=== EXTRACTED INFORMATION ===

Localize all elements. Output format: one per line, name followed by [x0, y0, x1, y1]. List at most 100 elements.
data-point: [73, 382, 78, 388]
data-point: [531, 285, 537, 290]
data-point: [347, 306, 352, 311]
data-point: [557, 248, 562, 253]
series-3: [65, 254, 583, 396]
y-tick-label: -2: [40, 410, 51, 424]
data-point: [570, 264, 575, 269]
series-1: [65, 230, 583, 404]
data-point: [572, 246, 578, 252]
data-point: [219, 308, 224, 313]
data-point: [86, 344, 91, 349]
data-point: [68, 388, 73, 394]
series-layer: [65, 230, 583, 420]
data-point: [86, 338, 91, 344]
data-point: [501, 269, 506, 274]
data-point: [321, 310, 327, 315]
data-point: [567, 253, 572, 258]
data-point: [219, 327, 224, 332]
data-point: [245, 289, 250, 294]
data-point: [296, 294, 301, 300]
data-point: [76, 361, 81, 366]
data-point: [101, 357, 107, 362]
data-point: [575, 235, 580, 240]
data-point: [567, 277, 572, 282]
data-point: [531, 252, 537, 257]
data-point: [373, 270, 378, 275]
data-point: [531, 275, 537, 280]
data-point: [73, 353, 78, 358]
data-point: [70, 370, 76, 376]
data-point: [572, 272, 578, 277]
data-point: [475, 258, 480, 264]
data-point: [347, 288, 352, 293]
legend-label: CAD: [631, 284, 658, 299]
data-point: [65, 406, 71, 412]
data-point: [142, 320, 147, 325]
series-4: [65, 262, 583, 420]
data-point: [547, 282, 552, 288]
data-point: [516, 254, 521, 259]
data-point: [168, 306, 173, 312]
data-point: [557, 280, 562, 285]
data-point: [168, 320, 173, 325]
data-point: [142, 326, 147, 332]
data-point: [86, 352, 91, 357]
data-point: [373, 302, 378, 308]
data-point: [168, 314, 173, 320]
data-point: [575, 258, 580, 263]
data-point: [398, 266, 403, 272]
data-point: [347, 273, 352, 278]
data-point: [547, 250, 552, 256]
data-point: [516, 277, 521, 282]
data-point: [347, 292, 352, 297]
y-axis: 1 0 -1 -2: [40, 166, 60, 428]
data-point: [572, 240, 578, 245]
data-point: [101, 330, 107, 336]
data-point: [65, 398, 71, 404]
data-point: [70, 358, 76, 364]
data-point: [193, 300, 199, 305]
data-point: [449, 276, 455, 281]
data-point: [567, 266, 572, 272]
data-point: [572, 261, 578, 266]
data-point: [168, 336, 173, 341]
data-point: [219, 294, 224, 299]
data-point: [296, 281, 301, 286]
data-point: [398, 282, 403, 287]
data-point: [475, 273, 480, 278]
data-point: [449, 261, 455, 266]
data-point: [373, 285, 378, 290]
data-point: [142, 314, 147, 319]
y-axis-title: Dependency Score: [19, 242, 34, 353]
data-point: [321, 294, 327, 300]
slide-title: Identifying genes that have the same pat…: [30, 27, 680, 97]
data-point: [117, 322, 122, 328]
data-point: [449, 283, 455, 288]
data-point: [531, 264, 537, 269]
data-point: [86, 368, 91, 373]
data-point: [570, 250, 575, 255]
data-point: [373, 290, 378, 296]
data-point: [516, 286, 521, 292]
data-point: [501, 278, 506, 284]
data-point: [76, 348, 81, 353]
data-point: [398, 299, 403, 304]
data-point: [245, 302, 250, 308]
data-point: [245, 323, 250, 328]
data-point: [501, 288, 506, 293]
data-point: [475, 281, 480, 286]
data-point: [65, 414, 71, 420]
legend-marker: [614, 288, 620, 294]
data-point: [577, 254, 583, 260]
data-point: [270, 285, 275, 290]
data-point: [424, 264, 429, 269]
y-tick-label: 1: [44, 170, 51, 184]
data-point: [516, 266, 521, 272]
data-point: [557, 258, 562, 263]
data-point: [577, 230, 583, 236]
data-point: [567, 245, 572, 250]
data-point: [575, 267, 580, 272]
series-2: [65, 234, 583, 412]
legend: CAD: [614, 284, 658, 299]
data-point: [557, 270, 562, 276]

===

▸ TASK ITEM
Only lines with the word "title" should be collected from the material.

▸ EXERCISE RESPONSE
y-axis-title: Dependency Score: [19, 242, 34, 353]
slide-title: Identifying genes that have the same pat…: [30, 27, 680, 97]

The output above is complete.